[Dataset records]
□ □ □ □ □

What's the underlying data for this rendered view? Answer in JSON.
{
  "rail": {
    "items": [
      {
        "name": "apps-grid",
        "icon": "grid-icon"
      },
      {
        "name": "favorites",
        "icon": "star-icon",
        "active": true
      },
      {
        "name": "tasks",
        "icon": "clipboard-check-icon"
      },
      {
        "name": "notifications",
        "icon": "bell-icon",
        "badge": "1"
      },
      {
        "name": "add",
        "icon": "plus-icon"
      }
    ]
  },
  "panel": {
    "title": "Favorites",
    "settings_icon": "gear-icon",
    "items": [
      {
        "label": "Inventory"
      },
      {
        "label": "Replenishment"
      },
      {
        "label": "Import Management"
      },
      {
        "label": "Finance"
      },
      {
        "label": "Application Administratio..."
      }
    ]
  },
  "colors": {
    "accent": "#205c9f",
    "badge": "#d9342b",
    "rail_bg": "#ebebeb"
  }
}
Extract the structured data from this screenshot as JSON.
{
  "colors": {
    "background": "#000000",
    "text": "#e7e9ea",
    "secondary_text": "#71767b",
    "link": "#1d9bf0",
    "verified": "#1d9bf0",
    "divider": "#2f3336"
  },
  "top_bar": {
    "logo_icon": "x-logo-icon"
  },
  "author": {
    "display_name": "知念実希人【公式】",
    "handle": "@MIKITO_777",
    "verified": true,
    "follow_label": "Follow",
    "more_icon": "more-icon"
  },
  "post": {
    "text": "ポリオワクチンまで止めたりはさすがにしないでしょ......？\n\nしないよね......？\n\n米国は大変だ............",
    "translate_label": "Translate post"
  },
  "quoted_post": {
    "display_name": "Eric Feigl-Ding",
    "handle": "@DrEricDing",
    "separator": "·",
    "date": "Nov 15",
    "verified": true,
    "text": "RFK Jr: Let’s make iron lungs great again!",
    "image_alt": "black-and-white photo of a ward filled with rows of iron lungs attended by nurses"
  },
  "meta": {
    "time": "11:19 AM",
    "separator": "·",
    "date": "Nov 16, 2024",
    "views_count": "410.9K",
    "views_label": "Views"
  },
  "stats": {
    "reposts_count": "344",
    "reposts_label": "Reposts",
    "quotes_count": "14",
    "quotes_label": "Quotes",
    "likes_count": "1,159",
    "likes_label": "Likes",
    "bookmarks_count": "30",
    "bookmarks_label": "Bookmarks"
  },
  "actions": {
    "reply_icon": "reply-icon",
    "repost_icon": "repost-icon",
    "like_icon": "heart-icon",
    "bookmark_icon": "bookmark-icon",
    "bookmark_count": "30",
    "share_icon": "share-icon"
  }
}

□ □ □ □ □

#### Exercise brief
Your task is to list each line of the records with the word "iron".

#### Answer for this exercise
    "text": "RFK Jr: Let’s make iron lungs great again!",
    "image_alt": "black-and-white photo of a ward filled with rows of iron lungs attended by nurses"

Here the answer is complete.